About this exercise: The expected output is a copy of every line in the records with the string "JSON".

[Figure content listings]

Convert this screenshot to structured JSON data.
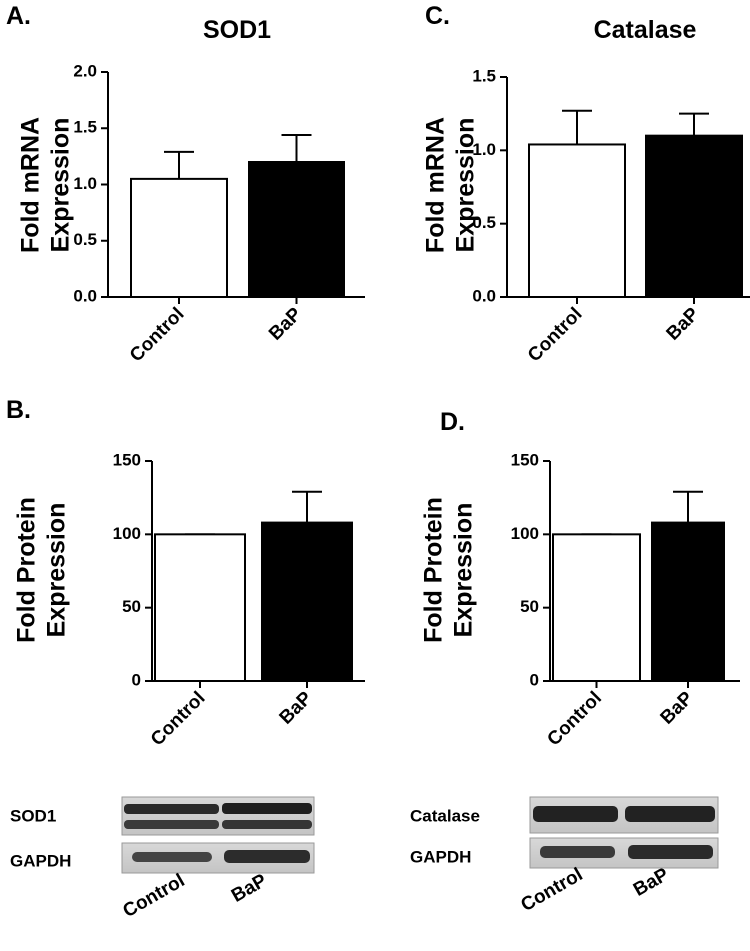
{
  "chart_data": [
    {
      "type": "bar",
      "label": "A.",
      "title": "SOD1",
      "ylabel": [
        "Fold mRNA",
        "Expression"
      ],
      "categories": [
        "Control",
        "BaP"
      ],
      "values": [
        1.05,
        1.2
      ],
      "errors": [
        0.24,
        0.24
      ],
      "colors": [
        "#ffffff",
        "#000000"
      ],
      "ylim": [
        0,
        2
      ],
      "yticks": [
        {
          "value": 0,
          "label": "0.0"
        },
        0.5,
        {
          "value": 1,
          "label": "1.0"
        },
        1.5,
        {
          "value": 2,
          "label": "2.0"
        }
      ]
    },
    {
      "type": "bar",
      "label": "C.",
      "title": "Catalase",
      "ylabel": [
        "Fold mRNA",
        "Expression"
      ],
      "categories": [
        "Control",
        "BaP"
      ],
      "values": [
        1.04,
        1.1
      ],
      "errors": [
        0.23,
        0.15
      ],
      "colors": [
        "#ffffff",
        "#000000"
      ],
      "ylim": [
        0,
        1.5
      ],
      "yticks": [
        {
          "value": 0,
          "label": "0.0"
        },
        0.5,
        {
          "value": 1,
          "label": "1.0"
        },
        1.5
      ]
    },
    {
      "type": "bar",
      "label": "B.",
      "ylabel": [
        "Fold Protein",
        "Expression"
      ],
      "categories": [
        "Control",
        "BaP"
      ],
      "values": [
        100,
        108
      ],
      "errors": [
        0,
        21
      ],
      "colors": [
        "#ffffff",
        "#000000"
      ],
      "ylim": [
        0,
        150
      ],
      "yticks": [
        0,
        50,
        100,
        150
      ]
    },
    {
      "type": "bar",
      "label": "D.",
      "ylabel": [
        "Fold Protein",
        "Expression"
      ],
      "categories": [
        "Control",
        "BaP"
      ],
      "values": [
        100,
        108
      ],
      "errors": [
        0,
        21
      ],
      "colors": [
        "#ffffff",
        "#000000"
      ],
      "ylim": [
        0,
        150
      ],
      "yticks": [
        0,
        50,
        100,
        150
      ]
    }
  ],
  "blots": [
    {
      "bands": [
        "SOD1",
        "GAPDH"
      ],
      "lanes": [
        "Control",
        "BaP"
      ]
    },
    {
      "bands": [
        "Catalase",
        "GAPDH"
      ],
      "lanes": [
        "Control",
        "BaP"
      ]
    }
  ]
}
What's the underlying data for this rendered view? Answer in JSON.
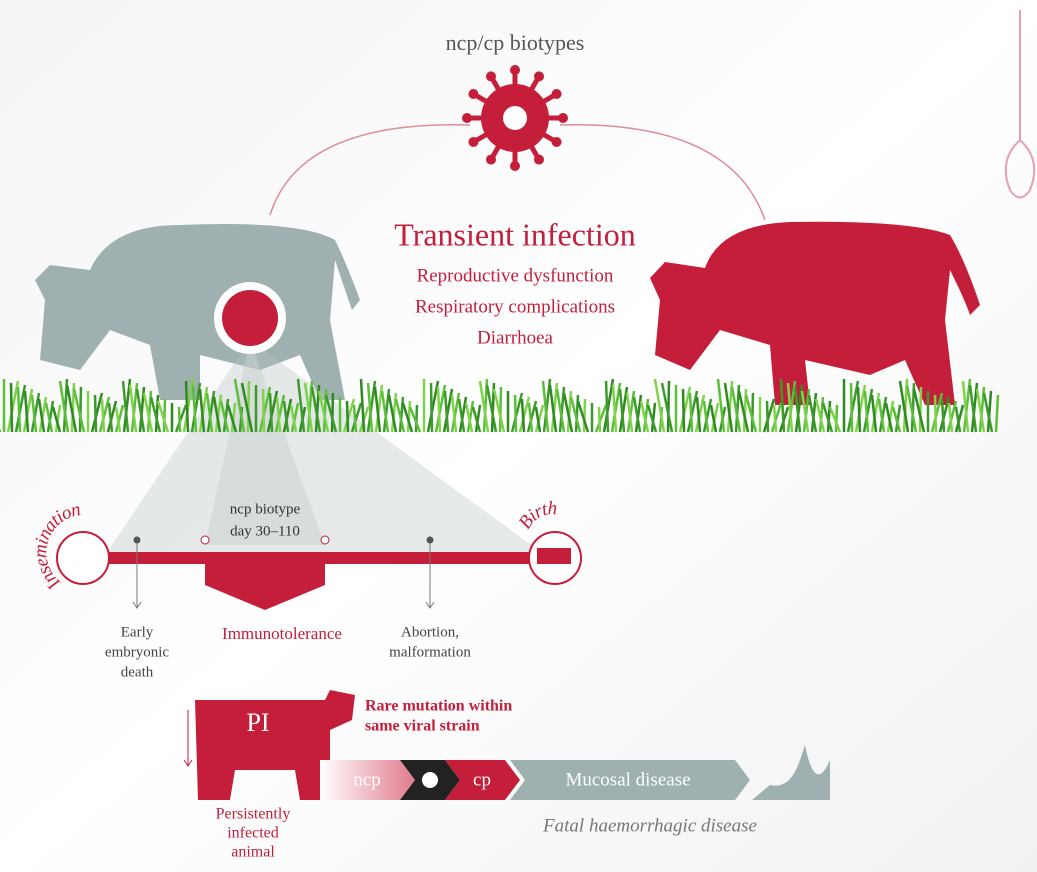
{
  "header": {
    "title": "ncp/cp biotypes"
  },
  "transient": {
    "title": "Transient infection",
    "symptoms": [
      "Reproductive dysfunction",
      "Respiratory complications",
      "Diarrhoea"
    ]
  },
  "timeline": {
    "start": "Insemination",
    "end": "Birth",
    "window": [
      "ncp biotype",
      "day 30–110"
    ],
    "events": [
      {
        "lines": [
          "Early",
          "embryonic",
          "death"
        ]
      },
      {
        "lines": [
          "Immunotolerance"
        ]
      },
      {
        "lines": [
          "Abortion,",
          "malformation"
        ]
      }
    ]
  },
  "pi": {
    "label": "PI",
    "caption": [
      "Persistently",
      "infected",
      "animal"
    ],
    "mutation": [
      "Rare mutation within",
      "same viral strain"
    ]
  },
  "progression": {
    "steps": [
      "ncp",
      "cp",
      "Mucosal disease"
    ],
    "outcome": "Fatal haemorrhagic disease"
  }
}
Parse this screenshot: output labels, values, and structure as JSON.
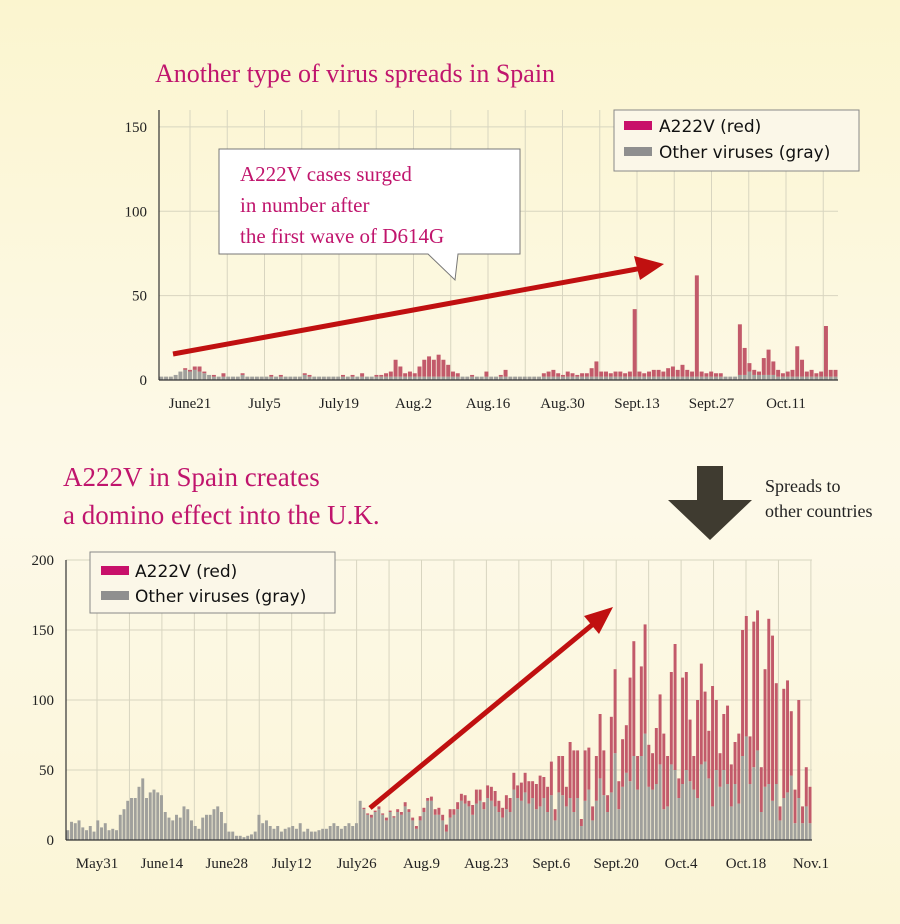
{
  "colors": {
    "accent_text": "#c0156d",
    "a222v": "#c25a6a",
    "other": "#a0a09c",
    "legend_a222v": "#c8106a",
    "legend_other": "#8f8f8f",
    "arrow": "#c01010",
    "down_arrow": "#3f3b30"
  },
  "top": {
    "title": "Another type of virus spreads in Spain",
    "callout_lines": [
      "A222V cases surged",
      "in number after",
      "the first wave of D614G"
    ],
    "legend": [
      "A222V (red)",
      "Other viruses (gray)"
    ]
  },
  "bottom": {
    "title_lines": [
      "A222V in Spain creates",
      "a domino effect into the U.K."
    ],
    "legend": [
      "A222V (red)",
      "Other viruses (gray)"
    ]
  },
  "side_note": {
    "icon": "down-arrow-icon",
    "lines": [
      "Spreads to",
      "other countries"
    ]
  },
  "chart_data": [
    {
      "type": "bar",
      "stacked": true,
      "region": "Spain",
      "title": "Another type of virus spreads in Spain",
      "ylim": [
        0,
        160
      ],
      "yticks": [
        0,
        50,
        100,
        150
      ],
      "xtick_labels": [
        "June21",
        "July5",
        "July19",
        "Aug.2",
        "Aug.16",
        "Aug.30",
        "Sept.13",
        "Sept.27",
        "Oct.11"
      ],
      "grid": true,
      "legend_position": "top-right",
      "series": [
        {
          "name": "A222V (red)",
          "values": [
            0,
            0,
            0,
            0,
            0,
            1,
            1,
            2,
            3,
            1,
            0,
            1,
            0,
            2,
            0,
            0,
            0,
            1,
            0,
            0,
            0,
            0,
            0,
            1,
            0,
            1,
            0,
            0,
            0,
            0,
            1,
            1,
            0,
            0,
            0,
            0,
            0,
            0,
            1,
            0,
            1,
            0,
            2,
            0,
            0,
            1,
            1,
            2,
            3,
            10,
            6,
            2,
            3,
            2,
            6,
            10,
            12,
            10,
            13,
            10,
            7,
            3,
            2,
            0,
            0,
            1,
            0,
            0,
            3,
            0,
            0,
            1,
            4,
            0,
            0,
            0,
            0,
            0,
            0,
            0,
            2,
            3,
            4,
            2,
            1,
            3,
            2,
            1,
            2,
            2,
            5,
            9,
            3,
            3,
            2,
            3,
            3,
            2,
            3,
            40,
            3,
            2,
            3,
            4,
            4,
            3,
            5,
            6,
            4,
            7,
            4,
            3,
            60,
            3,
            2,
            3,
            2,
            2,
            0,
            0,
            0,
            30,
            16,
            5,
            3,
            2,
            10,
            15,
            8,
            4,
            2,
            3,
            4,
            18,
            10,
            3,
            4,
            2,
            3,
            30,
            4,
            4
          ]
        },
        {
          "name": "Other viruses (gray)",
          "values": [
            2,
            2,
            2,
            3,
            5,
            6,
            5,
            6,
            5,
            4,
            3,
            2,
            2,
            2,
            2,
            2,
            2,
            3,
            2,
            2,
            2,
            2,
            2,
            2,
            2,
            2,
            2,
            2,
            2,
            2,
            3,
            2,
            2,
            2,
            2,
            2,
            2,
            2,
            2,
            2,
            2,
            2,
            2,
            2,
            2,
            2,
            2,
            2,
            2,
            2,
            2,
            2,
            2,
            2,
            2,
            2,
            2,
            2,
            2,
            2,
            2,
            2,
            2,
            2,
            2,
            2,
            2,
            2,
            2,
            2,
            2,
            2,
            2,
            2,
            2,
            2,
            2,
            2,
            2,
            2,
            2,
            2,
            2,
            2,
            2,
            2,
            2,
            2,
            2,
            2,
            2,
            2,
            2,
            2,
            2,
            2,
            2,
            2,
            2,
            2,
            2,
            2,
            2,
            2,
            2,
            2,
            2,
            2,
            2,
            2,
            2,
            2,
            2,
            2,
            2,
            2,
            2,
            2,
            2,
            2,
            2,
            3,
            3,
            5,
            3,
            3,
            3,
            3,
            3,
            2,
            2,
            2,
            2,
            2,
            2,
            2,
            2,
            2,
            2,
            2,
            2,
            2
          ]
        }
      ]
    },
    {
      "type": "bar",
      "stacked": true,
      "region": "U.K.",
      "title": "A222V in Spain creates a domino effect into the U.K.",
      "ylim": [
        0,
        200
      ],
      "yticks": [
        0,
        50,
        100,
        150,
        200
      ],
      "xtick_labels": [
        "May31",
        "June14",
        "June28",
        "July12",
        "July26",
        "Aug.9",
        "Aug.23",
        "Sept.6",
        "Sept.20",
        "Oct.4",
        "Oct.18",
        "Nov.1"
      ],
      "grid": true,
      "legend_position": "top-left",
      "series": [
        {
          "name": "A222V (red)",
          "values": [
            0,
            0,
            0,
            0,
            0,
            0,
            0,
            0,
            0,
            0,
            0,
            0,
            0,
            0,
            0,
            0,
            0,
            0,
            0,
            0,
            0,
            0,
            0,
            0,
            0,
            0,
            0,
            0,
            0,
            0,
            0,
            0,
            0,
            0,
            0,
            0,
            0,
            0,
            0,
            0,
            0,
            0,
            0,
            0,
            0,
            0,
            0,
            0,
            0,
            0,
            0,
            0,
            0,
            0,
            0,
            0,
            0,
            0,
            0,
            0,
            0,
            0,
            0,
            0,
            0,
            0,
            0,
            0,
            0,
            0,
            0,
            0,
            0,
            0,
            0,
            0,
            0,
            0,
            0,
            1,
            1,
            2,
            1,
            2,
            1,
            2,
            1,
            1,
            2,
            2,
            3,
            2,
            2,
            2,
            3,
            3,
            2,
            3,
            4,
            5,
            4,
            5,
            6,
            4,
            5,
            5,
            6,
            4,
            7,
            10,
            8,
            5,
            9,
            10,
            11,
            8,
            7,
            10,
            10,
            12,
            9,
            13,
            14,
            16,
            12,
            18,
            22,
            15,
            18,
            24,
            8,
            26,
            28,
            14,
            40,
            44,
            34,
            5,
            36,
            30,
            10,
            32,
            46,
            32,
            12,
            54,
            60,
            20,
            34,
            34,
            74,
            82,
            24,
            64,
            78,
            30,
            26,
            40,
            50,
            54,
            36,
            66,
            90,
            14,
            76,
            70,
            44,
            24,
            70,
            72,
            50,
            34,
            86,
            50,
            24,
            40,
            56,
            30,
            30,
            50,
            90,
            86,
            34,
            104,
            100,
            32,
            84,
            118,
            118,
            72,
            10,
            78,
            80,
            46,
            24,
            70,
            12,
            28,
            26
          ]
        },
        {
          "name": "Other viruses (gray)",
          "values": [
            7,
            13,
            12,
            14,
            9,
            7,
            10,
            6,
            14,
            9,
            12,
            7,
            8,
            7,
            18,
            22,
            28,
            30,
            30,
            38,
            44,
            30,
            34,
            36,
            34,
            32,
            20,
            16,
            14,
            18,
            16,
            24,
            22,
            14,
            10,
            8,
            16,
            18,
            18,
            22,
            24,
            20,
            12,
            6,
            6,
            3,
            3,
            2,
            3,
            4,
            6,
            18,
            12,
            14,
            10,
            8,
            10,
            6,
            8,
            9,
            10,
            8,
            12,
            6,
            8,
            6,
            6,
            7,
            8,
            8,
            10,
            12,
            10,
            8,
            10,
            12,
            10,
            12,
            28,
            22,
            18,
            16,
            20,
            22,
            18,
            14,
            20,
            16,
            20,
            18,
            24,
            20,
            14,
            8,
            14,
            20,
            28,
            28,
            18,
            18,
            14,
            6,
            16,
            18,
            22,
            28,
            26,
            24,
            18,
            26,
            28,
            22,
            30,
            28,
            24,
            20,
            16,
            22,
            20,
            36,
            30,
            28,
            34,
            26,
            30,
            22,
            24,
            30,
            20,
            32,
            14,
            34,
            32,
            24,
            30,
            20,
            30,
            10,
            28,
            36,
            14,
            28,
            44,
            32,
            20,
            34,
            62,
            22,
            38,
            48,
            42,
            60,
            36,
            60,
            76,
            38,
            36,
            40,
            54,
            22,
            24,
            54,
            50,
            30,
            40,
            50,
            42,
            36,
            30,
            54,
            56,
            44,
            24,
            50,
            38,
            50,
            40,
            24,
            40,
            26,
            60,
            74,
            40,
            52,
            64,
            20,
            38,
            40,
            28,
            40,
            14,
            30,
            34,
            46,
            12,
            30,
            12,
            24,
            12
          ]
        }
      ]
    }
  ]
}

Exercise solution:
Convert this screenshot to structured JSON data.
What's the underlying data for this rendered view? Answer in JSON.
Parse this screenshot: output labels, values, and structure as JSON.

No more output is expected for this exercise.